- **Goal of the exercise**:
Work out how many lines of the material below mention the word "written"; reply with the number only.

- **Data entries**:
"""
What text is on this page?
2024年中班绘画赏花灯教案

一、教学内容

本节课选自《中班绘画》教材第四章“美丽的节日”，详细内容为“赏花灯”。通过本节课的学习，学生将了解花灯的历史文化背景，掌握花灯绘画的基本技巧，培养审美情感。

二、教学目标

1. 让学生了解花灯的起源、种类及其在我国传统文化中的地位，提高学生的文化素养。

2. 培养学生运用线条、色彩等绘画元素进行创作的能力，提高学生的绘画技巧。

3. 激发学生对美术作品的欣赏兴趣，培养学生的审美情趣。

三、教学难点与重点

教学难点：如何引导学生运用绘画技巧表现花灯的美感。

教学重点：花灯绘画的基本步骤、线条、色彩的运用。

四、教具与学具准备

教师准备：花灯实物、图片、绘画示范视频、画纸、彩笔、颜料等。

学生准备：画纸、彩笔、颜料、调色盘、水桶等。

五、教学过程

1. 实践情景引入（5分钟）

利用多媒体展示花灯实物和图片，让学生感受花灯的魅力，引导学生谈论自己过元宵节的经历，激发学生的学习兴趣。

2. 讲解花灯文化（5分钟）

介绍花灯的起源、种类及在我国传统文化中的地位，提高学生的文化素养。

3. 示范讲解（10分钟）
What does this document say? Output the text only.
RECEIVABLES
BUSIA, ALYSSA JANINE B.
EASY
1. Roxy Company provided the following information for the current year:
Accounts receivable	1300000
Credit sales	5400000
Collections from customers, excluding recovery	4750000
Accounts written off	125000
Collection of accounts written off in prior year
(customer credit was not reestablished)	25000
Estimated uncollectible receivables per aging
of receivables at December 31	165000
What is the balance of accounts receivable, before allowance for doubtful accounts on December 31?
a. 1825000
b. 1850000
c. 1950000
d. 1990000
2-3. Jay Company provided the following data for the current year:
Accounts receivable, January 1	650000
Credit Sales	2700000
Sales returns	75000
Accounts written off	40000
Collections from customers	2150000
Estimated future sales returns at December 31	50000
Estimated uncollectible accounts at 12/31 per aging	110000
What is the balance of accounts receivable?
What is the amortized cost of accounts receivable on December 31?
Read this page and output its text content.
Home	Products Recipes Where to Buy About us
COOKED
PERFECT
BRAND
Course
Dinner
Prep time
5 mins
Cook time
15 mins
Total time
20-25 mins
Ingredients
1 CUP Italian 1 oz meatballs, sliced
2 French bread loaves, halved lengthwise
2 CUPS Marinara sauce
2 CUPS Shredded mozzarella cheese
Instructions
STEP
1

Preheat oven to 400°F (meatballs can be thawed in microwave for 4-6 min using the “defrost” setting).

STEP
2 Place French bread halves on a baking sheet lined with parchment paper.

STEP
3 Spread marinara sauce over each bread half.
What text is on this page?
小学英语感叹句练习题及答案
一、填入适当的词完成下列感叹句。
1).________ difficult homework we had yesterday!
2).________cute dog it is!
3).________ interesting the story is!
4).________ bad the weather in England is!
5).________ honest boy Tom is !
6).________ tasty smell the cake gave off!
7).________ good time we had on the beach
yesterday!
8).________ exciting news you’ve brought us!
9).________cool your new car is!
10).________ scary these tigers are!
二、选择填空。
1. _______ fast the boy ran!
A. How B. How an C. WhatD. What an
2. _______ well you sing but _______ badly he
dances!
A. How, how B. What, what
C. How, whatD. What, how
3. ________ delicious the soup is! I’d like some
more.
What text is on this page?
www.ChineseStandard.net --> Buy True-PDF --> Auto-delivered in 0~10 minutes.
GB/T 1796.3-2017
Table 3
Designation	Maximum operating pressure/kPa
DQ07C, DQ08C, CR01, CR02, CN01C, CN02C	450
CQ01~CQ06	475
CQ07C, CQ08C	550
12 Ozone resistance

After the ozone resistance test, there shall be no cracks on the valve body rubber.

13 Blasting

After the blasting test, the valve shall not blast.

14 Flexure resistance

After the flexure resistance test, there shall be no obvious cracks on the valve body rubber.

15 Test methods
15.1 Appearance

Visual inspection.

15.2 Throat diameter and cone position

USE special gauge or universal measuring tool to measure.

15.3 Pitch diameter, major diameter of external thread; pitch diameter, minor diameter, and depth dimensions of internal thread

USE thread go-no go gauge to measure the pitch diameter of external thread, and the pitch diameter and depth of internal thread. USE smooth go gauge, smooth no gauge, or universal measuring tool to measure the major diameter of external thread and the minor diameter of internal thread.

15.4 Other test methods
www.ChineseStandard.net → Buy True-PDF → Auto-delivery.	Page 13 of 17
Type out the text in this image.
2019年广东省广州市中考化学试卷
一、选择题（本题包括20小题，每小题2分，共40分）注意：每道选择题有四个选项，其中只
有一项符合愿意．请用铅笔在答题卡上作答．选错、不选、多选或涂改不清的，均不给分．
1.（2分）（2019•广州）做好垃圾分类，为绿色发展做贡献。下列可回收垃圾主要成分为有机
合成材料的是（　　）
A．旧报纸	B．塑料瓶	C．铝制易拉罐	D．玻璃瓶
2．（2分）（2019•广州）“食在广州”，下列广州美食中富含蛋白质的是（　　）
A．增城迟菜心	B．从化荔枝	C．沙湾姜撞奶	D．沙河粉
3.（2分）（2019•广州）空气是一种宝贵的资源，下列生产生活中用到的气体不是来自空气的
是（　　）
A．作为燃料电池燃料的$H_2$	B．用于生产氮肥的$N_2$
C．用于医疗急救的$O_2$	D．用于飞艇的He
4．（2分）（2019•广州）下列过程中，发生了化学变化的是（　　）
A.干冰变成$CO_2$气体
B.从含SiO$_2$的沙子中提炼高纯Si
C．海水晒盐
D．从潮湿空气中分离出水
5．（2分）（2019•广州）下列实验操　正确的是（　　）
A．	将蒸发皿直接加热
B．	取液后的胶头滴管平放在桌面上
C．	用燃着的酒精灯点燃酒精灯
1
"""
- **Right answer**:
3